> **WORK TO DO**
What is the number of lines in the entries that include the word "mencapai"? Respond with the number only.

> **ENTRIES SUPPLIED**

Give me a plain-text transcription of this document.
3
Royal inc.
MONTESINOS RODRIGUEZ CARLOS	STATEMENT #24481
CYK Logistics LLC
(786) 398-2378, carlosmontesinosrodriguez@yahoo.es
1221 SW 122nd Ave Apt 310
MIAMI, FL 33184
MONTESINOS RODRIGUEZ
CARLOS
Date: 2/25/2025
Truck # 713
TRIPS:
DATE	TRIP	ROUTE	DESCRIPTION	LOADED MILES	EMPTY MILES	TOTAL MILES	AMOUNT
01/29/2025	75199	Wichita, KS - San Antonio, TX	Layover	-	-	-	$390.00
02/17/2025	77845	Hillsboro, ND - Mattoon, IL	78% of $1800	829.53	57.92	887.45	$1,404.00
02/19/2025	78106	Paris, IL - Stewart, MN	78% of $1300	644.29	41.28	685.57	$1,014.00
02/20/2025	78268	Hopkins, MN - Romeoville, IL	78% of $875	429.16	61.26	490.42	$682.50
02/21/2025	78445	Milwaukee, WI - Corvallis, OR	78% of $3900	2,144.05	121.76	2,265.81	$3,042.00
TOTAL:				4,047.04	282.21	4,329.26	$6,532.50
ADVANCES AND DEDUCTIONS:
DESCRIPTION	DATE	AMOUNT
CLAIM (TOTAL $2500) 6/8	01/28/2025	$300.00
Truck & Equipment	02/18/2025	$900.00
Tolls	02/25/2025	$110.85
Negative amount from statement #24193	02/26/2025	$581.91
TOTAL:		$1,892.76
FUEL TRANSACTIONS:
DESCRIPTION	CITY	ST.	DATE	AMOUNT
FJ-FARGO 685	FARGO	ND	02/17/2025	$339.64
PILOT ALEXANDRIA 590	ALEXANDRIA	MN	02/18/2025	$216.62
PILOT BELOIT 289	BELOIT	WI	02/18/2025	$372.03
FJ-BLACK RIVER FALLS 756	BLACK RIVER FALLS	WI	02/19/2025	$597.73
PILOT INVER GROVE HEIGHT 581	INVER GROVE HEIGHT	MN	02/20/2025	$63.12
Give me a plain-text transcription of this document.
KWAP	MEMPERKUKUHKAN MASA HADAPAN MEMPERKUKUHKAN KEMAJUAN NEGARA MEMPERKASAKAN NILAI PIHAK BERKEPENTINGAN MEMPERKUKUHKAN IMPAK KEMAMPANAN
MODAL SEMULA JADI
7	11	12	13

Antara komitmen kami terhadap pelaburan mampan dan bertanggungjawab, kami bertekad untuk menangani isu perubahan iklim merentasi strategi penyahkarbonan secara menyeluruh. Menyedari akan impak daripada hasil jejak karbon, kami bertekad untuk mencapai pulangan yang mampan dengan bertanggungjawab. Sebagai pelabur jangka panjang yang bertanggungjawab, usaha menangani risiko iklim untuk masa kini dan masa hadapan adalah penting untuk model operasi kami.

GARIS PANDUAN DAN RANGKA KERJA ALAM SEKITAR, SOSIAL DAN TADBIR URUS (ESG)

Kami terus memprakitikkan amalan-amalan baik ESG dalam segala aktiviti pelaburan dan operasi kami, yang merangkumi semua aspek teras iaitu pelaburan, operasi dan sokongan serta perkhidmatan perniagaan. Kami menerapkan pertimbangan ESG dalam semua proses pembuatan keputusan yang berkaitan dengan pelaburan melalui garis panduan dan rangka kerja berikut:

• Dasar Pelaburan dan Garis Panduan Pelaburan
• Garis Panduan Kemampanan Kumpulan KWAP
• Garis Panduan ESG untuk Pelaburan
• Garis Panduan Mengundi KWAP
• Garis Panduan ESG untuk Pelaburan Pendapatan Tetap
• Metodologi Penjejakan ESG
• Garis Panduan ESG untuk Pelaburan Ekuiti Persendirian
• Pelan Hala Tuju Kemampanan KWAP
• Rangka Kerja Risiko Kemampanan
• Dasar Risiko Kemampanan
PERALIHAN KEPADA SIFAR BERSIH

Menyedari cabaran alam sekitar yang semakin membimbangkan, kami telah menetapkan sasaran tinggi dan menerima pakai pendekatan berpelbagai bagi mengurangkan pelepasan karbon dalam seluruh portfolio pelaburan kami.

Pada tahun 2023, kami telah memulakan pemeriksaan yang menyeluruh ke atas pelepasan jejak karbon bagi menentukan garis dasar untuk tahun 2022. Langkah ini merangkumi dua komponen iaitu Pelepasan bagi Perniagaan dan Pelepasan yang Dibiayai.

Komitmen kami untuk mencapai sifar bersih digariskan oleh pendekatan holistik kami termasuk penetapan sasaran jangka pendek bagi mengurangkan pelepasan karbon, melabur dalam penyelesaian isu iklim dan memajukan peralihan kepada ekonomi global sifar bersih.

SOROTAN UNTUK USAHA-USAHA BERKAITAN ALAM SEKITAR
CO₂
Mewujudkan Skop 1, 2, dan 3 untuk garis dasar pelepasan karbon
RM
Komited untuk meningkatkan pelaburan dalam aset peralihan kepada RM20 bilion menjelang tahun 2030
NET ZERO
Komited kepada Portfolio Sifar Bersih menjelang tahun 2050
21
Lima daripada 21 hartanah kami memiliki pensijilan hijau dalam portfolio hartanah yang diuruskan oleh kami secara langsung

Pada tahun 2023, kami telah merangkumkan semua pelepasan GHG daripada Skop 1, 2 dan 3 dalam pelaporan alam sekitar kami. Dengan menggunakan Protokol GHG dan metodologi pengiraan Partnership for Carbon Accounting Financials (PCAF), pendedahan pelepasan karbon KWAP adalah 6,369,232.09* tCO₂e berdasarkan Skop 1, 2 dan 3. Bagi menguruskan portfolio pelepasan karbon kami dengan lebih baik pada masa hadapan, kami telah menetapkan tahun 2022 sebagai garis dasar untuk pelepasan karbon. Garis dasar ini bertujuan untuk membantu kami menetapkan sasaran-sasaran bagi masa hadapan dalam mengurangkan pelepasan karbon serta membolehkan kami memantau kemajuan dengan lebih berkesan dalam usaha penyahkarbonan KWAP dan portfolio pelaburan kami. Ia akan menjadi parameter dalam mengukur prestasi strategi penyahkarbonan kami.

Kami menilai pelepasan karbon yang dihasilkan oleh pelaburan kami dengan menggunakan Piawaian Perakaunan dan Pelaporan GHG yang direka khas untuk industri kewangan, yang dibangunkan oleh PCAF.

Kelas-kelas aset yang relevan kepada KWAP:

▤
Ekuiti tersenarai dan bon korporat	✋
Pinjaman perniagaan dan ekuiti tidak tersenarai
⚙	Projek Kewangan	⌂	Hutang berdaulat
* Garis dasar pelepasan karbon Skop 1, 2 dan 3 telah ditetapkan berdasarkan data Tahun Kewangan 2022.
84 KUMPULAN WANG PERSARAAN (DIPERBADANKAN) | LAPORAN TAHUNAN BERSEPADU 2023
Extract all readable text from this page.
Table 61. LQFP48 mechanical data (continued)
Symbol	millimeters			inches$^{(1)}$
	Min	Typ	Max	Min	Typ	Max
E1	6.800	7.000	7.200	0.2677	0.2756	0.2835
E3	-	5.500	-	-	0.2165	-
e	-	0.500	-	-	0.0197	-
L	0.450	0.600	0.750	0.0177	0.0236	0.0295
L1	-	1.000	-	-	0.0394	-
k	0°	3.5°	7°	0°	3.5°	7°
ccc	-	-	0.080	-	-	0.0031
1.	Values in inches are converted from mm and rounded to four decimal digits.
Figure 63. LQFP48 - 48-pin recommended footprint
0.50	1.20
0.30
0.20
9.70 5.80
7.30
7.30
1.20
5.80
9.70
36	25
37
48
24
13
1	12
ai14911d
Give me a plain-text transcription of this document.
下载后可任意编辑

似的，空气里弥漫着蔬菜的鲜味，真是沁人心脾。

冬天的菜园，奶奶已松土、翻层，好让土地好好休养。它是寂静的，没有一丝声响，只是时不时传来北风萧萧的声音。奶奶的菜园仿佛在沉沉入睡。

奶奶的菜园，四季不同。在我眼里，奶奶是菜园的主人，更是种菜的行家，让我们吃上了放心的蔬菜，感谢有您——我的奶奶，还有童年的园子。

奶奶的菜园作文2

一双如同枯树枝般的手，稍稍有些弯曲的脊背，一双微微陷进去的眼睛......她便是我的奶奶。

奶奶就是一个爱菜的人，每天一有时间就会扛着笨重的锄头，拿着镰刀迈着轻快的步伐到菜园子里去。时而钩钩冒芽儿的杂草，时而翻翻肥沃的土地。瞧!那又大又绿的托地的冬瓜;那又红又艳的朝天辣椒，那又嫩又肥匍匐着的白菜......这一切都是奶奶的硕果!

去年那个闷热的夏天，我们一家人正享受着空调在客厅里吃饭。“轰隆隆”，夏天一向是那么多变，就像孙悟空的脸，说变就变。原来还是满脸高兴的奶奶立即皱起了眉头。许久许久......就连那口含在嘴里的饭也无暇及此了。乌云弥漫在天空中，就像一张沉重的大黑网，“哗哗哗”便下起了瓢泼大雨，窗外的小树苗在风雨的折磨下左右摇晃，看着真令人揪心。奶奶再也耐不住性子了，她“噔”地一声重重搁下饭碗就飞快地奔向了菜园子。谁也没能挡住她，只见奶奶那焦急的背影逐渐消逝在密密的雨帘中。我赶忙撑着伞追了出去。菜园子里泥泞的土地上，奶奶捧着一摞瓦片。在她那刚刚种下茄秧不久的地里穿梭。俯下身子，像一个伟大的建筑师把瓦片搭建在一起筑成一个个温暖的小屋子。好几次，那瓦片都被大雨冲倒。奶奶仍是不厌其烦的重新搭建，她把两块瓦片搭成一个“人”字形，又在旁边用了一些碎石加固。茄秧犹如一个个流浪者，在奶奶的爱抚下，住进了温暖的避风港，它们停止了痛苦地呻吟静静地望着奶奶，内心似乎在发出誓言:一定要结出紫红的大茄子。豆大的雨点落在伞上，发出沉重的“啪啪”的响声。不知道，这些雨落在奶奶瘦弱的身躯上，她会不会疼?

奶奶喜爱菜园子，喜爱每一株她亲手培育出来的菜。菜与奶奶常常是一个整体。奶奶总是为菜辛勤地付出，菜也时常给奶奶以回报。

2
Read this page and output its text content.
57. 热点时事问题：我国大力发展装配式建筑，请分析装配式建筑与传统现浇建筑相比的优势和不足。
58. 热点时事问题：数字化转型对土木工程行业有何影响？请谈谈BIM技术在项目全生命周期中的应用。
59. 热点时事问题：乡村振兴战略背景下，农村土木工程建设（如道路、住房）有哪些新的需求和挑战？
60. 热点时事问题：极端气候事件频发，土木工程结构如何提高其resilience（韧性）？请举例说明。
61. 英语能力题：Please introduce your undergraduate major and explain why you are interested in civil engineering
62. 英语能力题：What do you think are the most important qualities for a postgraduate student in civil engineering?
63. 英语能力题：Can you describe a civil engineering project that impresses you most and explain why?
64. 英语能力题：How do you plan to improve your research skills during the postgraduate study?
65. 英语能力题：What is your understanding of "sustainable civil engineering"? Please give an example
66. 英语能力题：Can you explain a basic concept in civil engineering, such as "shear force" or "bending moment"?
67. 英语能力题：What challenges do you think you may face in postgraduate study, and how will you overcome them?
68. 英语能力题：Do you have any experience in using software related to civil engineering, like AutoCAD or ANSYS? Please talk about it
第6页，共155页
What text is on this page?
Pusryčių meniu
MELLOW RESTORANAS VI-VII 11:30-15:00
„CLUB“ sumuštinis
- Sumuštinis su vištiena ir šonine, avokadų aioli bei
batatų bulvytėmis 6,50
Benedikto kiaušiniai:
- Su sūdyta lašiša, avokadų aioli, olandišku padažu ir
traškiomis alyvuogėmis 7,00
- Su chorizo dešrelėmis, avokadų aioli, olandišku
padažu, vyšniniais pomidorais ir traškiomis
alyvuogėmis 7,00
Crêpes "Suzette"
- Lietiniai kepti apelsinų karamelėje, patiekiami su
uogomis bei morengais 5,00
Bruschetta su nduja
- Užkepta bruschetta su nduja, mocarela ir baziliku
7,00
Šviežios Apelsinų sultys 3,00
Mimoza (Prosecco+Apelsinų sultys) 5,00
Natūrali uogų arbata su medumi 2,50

> **FINISHED ANSWER**
2